**Written request:** Copy every line of the entries that includes the word "Payments".

**Given data:**

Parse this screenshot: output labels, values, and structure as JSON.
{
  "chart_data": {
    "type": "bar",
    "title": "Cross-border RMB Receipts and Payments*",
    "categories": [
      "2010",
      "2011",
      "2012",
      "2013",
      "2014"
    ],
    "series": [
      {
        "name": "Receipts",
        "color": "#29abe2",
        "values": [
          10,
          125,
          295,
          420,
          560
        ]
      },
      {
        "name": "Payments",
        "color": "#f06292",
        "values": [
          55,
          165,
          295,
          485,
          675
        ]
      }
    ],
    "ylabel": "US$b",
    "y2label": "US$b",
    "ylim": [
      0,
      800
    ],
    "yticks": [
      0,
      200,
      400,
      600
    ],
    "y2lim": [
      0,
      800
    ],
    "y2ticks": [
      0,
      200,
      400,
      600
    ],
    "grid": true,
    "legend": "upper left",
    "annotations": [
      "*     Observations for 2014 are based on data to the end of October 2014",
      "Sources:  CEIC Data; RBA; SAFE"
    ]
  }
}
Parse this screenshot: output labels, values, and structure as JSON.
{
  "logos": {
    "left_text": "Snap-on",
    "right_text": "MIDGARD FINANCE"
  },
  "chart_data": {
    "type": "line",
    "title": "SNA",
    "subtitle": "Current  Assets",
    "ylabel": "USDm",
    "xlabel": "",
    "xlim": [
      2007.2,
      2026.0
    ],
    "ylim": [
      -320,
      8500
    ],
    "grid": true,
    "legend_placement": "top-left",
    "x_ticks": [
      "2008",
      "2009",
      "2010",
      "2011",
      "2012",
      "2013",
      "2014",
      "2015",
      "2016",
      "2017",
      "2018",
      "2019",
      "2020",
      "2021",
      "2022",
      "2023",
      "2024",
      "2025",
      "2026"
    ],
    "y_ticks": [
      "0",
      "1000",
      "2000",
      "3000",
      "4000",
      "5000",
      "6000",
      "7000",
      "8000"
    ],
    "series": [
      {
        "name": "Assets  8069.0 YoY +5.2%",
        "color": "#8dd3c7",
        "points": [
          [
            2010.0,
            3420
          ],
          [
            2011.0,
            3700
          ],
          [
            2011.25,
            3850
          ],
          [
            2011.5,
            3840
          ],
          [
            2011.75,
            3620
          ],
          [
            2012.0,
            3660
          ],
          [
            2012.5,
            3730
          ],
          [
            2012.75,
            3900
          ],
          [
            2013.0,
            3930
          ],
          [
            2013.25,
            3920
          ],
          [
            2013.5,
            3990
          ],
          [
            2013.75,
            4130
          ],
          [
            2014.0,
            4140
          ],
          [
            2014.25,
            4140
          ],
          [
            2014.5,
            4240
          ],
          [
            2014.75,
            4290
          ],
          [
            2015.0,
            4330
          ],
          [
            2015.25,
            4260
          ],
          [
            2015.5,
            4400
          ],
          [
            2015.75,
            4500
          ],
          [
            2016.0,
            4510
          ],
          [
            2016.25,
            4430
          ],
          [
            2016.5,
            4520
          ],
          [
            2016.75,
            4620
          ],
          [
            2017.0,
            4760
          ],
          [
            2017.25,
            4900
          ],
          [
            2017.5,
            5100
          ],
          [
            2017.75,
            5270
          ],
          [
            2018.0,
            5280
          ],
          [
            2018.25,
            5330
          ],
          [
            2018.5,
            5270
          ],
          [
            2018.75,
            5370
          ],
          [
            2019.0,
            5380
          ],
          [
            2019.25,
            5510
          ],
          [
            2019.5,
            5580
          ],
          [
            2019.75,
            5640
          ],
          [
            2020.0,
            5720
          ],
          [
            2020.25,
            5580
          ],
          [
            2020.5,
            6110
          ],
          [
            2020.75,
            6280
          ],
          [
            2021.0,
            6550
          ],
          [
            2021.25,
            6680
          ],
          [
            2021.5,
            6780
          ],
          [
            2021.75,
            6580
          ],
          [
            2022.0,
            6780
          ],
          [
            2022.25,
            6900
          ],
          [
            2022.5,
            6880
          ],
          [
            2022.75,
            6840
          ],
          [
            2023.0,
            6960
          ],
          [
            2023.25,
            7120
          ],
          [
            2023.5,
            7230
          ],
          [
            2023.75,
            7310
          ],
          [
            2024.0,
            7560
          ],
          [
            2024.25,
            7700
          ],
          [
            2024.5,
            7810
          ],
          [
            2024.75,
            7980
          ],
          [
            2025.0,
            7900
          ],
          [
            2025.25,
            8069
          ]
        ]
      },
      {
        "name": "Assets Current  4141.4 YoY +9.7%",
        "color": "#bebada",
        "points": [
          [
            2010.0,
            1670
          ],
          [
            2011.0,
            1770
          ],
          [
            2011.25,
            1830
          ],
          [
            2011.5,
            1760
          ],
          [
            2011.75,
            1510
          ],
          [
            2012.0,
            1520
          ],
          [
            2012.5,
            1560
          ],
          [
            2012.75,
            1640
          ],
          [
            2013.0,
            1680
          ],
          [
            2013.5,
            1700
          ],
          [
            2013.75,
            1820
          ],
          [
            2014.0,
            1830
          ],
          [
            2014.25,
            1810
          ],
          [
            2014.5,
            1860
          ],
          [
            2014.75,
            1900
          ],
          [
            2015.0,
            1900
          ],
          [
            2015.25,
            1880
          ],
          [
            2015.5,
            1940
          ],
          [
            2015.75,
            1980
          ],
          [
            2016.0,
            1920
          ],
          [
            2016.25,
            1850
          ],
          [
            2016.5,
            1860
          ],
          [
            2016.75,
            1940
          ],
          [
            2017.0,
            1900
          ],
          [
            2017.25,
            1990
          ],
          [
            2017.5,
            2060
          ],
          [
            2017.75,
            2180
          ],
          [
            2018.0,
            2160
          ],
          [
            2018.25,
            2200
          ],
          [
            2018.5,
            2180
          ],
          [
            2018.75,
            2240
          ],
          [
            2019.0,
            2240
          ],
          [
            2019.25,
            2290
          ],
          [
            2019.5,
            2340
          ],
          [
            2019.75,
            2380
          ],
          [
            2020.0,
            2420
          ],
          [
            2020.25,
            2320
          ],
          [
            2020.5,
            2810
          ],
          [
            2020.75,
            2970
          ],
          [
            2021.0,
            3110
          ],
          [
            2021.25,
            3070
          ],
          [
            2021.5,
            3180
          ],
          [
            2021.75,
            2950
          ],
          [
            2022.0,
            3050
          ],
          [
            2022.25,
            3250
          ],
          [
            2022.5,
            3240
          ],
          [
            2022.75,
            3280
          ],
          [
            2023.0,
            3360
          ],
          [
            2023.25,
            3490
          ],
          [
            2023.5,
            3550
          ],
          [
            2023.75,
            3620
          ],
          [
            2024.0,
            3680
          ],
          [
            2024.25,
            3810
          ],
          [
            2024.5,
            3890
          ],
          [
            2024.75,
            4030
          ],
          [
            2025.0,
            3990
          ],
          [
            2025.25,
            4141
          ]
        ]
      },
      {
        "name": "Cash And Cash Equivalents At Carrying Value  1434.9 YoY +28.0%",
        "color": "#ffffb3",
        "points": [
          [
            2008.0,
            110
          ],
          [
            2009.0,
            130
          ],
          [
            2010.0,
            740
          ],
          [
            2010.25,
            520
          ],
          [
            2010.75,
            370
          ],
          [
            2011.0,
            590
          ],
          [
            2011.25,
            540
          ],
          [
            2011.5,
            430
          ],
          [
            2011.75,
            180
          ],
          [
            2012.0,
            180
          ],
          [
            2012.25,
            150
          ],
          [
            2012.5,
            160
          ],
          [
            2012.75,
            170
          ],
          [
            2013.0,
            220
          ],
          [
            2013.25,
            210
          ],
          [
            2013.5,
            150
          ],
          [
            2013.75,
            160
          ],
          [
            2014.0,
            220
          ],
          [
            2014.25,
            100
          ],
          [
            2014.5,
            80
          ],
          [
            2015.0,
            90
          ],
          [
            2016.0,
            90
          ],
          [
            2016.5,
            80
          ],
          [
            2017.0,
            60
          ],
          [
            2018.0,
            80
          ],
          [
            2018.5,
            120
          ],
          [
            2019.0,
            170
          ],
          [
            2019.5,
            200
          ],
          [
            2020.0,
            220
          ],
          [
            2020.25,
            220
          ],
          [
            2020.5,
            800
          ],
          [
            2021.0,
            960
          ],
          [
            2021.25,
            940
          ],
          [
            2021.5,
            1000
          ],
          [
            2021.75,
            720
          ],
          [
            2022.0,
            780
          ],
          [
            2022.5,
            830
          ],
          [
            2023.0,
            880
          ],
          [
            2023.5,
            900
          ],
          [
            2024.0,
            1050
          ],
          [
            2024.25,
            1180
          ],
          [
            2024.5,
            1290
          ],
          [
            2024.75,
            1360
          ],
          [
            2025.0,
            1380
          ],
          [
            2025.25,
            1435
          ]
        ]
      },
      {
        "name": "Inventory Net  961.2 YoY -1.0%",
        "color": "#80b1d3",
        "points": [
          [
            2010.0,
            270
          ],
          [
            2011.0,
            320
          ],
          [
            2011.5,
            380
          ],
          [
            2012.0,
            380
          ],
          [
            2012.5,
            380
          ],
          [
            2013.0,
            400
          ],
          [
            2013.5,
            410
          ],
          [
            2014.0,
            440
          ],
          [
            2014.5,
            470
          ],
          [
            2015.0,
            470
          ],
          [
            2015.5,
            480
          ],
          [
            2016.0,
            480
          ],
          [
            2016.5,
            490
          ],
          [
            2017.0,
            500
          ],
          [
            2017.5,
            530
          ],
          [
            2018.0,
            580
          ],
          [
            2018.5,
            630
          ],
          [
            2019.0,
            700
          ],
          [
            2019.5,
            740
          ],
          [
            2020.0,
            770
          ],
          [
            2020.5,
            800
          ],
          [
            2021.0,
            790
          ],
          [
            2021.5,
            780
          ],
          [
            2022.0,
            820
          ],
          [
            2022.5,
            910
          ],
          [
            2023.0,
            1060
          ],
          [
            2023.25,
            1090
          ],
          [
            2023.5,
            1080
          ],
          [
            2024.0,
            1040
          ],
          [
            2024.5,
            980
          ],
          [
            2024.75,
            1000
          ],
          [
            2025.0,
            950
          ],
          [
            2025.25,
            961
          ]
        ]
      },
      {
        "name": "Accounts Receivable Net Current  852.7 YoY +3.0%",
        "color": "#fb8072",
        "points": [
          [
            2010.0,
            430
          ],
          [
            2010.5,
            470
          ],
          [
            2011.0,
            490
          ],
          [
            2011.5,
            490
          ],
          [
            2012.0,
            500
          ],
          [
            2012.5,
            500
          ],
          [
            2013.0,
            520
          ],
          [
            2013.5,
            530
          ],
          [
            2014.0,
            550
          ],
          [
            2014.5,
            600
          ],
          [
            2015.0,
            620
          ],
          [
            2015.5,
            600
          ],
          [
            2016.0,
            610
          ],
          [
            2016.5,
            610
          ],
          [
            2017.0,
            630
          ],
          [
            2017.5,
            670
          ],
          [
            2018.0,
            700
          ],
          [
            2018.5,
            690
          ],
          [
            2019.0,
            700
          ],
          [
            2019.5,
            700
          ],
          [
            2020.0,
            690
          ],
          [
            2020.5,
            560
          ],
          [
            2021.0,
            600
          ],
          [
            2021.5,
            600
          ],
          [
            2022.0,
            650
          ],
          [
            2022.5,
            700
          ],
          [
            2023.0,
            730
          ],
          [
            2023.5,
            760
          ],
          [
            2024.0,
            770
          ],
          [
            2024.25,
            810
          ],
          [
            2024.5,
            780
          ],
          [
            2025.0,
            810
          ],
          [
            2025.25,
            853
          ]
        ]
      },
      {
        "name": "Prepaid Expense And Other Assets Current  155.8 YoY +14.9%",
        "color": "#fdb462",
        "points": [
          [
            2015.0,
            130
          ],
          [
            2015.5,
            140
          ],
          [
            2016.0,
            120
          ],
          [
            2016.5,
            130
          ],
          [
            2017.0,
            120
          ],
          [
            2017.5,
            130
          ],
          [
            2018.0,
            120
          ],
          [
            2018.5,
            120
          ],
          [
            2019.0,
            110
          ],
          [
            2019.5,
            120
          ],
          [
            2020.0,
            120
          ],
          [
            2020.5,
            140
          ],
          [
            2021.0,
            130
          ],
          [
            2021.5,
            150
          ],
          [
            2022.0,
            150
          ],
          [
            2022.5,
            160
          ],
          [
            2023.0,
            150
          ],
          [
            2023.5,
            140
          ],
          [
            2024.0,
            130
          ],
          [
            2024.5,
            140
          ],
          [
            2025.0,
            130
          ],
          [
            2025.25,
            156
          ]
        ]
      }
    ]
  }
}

**Reply to the exercise:**
    "title": "Cross-border RMB Receipts and Payments*",
        "name": "Payments",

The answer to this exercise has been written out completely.